--- Start EXERCISE DATA ---
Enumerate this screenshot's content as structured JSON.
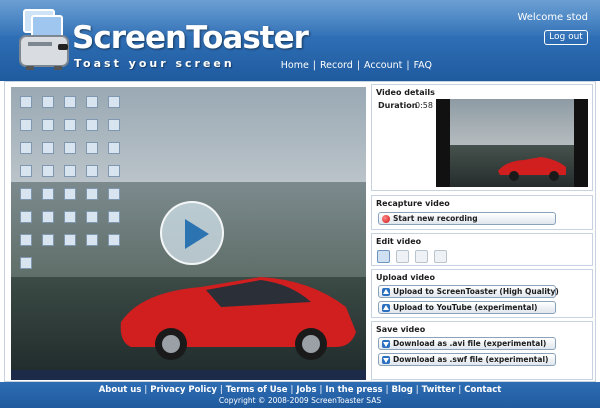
{
  "header": {
    "logo_title": "ScreenToaster",
    "tagline": "Toast your screen",
    "welcome": "Welcome stod",
    "logout_label": "Log out",
    "nav": [
      "Home",
      "Record",
      "Account",
      "FAQ"
    ]
  },
  "video_details": {
    "title": "Video details",
    "duration_label": "Duration",
    "duration_value": "0:58"
  },
  "recapture": {
    "title": "Recapture video",
    "button_label": "Start new recording"
  },
  "edit": {
    "title": "Edit video",
    "icons": [
      "comment-icon",
      "mute-icon",
      "camera-icon",
      "microphone-icon"
    ]
  },
  "upload": {
    "title": "Upload video",
    "buttons": [
      "Upload to ScreenToaster (High Quality)",
      "Upload to YouTube (experimental)"
    ]
  },
  "save": {
    "title": "Save video",
    "buttons": [
      "Download as .avi file (experimental)",
      "Download as .swf file (experimental)"
    ]
  },
  "footer": {
    "links": [
      "About us",
      "Privacy Policy",
      "Terms of Use",
      "Jobs",
      "In the press",
      "Blog",
      "Twitter",
      "Contact"
    ],
    "copyright": "Copyright © 2008-2009 ScreenToaster SAS"
  },
  "colors": {
    "header_blue": "#2f6fb6",
    "record_red": "#d01010",
    "button_blue": "#2a6fc0"
  }
}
--- End EXERCISE DATA ---
EXERCISE TASK:
Scan the material above for the string "ScreenToaster" and report each line where you find it.

EXPECTED ANSWER:
    "logo_title": "ScreenToaster",
      "Upload to ScreenToaster (High Quality)",
    "copyright": "Copyright © 2008-2009 ScreenToaster SAS"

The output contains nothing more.